▸ **Objective**
Wherever a line in the data below holds "CAPITALCOM", copy that line.

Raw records
○ ○ ○ ○ ○ ○ ○
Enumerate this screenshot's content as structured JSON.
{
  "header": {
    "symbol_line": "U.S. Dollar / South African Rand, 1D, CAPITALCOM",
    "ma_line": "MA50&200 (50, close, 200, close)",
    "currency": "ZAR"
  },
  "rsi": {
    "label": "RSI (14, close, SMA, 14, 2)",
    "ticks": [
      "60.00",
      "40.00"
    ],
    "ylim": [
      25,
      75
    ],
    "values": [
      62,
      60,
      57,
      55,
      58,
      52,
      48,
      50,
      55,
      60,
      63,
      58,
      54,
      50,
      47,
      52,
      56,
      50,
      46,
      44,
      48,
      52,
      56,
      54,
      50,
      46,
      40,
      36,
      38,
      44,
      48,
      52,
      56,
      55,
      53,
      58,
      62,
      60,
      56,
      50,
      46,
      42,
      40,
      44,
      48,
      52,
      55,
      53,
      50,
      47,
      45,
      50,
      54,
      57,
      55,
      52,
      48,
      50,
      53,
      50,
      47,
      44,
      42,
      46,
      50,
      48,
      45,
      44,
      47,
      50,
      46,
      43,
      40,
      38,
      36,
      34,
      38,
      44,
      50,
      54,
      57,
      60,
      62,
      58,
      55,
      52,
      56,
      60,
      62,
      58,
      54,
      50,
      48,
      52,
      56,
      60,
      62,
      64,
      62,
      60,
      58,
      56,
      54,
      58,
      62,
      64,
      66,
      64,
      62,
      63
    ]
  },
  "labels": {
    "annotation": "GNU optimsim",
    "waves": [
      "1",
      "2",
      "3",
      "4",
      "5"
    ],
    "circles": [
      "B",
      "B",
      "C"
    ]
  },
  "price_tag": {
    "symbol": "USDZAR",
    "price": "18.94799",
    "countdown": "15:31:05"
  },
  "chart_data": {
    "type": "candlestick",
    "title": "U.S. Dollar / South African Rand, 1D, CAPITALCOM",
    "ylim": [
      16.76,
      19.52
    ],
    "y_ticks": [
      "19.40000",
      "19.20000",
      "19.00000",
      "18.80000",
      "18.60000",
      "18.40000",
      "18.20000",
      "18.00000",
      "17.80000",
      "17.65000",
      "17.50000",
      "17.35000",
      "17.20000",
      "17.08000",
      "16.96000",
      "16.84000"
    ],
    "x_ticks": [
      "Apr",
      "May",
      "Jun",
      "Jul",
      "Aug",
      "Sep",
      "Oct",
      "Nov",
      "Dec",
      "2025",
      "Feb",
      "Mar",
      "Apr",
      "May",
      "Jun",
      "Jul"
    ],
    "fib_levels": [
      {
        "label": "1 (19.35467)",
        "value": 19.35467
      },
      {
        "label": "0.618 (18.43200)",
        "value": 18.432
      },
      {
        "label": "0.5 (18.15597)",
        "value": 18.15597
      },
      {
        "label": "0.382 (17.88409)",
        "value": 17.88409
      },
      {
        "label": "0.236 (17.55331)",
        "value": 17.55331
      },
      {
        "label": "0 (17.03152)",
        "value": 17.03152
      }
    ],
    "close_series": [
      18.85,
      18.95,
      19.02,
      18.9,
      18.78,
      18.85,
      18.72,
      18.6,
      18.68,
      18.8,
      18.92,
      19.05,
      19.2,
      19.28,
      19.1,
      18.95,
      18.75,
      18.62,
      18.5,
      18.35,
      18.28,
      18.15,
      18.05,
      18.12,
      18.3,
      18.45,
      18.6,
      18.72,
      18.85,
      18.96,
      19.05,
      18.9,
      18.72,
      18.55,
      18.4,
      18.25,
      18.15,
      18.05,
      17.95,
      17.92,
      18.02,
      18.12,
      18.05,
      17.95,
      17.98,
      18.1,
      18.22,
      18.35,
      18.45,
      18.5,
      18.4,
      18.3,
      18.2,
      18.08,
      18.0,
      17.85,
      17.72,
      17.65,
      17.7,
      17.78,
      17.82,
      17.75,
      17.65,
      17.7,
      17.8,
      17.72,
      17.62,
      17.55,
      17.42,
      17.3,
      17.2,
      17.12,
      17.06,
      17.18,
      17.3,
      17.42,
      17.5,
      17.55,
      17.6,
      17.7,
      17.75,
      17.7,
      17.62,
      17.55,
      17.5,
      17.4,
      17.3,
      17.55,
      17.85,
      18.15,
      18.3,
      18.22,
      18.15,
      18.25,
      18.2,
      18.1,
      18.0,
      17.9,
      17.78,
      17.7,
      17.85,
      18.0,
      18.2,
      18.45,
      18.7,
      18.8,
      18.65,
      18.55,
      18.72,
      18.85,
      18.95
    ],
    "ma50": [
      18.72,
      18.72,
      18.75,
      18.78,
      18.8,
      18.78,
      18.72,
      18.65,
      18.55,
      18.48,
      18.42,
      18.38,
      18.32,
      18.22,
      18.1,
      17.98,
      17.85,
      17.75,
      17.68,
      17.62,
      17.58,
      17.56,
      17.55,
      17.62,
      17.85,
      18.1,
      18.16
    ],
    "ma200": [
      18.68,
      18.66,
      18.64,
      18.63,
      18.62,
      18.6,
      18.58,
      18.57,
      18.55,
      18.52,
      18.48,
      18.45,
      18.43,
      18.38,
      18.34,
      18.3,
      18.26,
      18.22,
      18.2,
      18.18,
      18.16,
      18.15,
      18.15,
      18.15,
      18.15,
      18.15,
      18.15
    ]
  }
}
○ ○ ○ ○ ○ ○ ○
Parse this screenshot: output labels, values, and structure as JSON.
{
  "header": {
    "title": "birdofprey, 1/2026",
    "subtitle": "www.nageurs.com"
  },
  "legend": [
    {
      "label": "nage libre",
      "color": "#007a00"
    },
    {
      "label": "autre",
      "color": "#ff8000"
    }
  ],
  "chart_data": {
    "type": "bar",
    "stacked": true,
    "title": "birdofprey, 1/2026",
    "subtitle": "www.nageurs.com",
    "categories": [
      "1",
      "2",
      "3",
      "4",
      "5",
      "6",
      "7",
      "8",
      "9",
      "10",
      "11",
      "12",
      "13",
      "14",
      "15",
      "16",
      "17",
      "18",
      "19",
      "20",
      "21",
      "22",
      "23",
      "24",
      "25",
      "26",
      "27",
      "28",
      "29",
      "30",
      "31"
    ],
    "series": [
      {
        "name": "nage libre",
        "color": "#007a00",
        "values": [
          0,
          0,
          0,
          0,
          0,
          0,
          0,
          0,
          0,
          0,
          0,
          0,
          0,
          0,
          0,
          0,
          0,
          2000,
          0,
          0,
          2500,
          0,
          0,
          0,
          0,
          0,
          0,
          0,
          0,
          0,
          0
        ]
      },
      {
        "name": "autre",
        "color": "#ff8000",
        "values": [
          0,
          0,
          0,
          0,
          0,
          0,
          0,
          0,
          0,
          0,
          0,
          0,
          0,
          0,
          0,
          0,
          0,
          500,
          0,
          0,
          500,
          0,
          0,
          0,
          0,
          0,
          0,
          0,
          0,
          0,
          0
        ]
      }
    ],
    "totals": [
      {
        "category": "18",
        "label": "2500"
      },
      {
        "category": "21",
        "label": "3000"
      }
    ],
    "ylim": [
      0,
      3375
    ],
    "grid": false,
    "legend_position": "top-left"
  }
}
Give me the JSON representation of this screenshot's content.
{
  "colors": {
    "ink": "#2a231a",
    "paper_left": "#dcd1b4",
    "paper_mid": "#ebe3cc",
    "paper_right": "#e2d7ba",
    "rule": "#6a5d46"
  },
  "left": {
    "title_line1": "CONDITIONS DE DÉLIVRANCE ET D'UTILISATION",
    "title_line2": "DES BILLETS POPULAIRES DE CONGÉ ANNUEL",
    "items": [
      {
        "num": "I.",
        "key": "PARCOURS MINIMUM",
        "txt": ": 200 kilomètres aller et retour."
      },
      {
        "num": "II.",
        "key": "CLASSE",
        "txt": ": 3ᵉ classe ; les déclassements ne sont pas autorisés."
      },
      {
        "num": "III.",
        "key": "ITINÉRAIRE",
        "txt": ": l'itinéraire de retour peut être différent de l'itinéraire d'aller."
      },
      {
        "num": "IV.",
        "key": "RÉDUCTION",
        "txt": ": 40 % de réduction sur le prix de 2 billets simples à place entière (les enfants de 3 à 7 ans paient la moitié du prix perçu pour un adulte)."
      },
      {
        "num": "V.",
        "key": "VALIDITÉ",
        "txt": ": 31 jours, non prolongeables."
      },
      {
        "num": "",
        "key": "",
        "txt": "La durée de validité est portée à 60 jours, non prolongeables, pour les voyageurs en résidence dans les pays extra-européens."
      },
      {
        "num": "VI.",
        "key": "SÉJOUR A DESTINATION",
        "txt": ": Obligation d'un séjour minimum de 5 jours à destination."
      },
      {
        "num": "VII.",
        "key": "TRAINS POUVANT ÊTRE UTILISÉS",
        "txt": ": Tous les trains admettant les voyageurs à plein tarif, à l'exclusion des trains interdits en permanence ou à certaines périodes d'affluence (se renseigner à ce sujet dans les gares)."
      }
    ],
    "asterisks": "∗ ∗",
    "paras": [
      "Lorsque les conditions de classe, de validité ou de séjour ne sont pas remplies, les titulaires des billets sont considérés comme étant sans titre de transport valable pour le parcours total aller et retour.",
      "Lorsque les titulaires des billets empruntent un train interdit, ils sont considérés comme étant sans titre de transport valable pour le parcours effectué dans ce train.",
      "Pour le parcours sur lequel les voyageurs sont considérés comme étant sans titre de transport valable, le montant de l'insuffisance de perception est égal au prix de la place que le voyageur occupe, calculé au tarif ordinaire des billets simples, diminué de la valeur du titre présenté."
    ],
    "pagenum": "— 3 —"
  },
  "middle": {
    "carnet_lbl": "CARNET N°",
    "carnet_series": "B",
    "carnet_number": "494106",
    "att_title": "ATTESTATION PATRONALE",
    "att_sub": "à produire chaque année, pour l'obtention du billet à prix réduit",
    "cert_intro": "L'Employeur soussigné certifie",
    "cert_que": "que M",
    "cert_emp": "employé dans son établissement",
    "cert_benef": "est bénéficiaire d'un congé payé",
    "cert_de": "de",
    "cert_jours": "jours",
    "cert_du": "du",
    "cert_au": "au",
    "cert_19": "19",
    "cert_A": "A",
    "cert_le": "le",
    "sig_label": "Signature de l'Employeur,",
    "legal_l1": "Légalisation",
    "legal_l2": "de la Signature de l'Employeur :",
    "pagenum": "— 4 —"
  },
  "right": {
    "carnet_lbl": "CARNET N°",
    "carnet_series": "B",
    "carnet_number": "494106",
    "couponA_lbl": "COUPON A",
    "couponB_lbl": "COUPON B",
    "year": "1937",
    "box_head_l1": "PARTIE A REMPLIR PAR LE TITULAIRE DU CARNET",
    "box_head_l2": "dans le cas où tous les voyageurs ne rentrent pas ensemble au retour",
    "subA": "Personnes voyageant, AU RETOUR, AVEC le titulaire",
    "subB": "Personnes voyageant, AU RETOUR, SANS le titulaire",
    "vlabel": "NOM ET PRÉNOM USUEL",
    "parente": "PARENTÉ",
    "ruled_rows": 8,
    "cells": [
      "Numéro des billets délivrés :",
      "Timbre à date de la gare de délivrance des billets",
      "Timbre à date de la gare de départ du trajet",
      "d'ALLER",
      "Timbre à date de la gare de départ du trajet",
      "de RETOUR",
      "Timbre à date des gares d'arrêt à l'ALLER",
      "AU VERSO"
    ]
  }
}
○ ○ ○ ○ ○ ○ ○
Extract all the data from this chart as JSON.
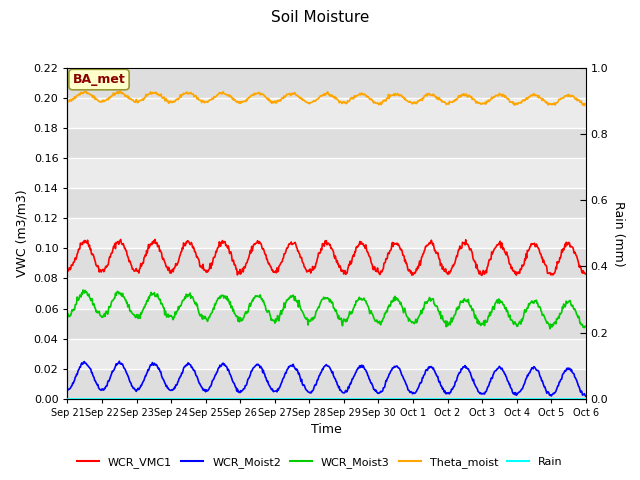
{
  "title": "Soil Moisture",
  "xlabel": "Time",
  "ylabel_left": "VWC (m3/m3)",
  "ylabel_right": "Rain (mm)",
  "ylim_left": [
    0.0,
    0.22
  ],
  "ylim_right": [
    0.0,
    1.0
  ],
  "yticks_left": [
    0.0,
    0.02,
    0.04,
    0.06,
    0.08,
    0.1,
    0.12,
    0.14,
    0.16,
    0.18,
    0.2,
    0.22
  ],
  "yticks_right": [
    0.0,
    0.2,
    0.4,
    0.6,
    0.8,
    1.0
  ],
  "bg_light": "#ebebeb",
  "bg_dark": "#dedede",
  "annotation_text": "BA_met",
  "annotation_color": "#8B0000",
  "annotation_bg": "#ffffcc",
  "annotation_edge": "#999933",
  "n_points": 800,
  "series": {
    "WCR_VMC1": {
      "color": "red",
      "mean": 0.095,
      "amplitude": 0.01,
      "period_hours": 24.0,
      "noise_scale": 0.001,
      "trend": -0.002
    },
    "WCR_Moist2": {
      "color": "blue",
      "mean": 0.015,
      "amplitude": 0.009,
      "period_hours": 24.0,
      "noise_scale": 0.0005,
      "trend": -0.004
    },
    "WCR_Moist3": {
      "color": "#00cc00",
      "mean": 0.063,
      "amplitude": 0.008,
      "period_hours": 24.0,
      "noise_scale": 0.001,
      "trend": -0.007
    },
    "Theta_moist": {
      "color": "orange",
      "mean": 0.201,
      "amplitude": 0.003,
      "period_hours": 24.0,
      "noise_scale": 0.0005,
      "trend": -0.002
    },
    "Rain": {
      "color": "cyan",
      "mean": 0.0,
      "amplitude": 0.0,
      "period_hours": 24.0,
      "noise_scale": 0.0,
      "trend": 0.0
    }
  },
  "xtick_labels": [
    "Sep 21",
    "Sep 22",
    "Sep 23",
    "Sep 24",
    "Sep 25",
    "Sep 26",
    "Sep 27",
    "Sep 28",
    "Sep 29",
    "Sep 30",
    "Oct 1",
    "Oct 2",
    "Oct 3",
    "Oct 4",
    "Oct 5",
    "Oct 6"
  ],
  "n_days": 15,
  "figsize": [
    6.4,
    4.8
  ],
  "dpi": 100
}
○ ○ ○ ○ ○ ○ ○
▸ **Response for this exercise**
    "symbol_line": "U.S. Dollar / South African Rand, 1D, CAPITALCOM",
    "title": "U.S. Dollar / South African Rand, 1D, CAPITALCOM",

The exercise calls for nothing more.